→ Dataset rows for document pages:

##########

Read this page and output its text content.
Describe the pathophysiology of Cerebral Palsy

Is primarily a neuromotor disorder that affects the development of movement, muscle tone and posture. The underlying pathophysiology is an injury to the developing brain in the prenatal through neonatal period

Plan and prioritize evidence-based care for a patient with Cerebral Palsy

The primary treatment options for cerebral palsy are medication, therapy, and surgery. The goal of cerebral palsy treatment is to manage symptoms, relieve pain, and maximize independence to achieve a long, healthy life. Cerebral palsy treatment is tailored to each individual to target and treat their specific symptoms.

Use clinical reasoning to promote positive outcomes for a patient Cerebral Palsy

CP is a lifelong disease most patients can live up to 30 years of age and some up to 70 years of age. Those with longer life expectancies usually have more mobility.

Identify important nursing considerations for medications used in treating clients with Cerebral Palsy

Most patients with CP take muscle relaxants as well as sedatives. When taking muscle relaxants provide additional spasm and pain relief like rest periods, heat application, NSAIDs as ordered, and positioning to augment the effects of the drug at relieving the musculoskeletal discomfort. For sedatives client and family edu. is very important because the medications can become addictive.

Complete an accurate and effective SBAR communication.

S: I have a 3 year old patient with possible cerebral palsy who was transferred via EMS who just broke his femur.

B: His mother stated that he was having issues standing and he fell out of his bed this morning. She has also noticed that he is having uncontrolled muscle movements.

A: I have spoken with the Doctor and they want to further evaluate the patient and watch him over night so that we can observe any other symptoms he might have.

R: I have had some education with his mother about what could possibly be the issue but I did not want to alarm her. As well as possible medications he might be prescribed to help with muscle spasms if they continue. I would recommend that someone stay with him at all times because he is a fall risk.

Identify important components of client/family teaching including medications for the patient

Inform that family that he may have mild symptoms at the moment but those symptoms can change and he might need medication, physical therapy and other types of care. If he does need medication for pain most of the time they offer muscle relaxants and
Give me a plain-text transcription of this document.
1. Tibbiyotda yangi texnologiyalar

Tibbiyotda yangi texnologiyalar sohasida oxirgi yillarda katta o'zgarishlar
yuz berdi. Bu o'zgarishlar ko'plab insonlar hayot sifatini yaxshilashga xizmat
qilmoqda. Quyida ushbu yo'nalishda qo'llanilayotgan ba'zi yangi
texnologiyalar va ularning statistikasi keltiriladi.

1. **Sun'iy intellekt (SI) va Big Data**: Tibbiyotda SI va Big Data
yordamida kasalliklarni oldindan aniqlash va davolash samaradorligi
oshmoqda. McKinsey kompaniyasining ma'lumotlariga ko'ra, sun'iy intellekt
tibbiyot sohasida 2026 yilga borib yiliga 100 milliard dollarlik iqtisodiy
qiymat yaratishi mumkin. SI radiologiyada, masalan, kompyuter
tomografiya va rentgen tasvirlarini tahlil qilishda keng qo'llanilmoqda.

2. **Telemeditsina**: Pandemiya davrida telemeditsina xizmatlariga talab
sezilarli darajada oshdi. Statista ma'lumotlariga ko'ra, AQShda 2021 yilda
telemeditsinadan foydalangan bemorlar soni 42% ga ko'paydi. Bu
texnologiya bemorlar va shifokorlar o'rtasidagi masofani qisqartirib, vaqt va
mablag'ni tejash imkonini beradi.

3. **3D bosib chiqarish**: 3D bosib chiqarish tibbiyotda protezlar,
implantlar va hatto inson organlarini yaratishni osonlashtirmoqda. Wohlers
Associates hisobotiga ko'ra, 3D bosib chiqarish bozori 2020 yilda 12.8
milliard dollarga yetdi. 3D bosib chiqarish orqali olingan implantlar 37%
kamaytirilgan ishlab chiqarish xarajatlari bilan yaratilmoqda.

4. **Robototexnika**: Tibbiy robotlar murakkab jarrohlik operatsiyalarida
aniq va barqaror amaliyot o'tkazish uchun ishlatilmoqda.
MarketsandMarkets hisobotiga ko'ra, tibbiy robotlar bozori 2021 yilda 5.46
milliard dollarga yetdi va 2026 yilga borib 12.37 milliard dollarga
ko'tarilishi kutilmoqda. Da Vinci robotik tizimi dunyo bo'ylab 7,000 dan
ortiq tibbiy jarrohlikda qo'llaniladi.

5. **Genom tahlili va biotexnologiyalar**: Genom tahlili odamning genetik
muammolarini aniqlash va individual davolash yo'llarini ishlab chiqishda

##########

Make an exact transcription of the entries above.

→ EXERCISE ANSWER:
Read this page and output its text content.
Describe the pathophysiology of Cerebral Palsy

Is primarily a neuromotor disorder that affects the development of movement, muscle tone and posture. The underlying pathophysiology is an injury to the developing brain in the prenatal through neonatal period

Plan and prioritize evidence-based care for a patient with Cerebral Palsy

The primary treatment options for cerebral palsy are medication, therapy, and surgery. The goal of cerebral palsy treatment is to manage symptoms, relieve pain, and maximize independence to achieve a long, healthy life. Cerebral palsy treatment is tailored to each individual to target and treat their specific symptoms.

Use clinical reasoning to promote positive outcomes for a patient Cerebral Palsy

CP is a lifelong disease most patients can live up to 30 years of age and some up to 70 years of age. Those with longer life expectancies usually have more mobility.

Identify important nursing considerations for medications used in treating clients with Cerebral Palsy

Most patients with CP take muscle relaxants as well as sedatives. When taking muscle relaxants provide additional spasm and pain relief like rest periods, heat application, NSAIDs as ordered, and positioning to augment the effects of the drug at relieving the musculoskeletal discomfort. For sedatives client and family edu. is very important because the medications can become addictive.

Complete an accurate and effective SBAR communication.

S: I have a 3 year old patient with possible cerebral palsy who was transferred via EMS who just broke his femur.

B: His mother stated that he was having issues standing and he fell out of his bed this morning. She has also noticed that he is having uncontrolled muscle movements.

A: I have spoken with the Doctor and they want to further evaluate the patient and watch him over night so that we can observe any other symptoms he might have.

R: I have had some education with his mother about what could possibly be the issue but I did not want to alarm her. As well as possible medications he might be prescribed to help with muscle spasms if they continue. I would recommend that someone stay with him at all times because he is a fall risk.

Identify important components of client/family teaching including medications for the patient

Inform that family that he may have mild symptoms at the moment but those symptoms can change and he might need medication, physical therapy and other types of care. If he does need medication for pain most of the time they offer muscle relaxants and
Give me a plain-text transcription of this document.
1. Tibbiyotda yangi texnologiyalar

Tibbiyotda yangi texnologiyalar sohasida oxirgi yillarda katta o'zgarishlar
yuz berdi. Bu o'zgarishlar ko'plab insonlar hayot sifatini yaxshilashga xizmat
qilmoqda. Quyida ushbu yo'nalishda qo'llanilayotgan ba'zi yangi
texnologiyalar va ularning statistikasi keltiriladi.

1. **Sun'iy intellekt (SI) va Big Data**: Tibbiyotda SI va Big Data
yordamida kasalliklarni oldindan aniqlash va davolash samaradorligi
oshmoqda. McKinsey kompaniyasining ma'lumotlariga ko'ra, sun'iy intellekt
tibbiyot sohasida 2026 yilga borib yiliga 100 milliard dollarlik iqtisodiy
qiymat yaratishi mumkin. SI radiologiyada, masalan, kompyuter
tomografiya va rentgen tasvirlarini tahlil qilishda keng qo'llanilmoqda.

2. **Telemeditsina**: Pandemiya davrida telemeditsina xizmatlariga talab
sezilarli darajada oshdi. Statista ma'lumotlariga ko'ra, AQShda 2021 yilda
telemeditsinadan foydalangan bemorlar soni 42% ga ko'paydi. Bu
texnologiya bemorlar va shifokorlar o'rtasidagi masofani qisqartirib, vaqt va
mablag'ni tejash imkonini beradi.

3. **3D bosib chiqarish**: 3D bosib chiqarish tibbiyotda protezlar,
implantlar va hatto inson organlarini yaratishni osonlashtirmoqda. Wohlers
Associates hisobotiga ko'ra, 3D bosib chiqarish bozori 2020 yilda 12.8
milliard dollarga yetdi. 3D bosib chiqarish orqali olingan implantlar 37%
kamaytirilgan ishlab chiqarish xarajatlari bilan yaratilmoqda.

4. **Robototexnika**: Tibbiy robotlar murakkab jarrohlik operatsiyalarida
aniq va barqaror amaliyot o'tkazish uchun ishlatilmoqda.
MarketsandMarkets hisobotiga ko'ra, tibbiy robotlar bozori 2021 yilda 5.46
milliard dollarga yetdi va 2026 yilga borib 12.37 milliard dollarga
ko'tarilishi kutilmoqda. Da Vinci robotik tizimi dunyo bo'ylab 7,000 dan
ortiq tibbiy jarrohlikda qo'llaniladi.

5. **Genom tahlili va biotexnologiyalar**: Genom tahlili odamning genetik
muammolarini aniqlash va individual davolash yo'llarini ishlab chiqishda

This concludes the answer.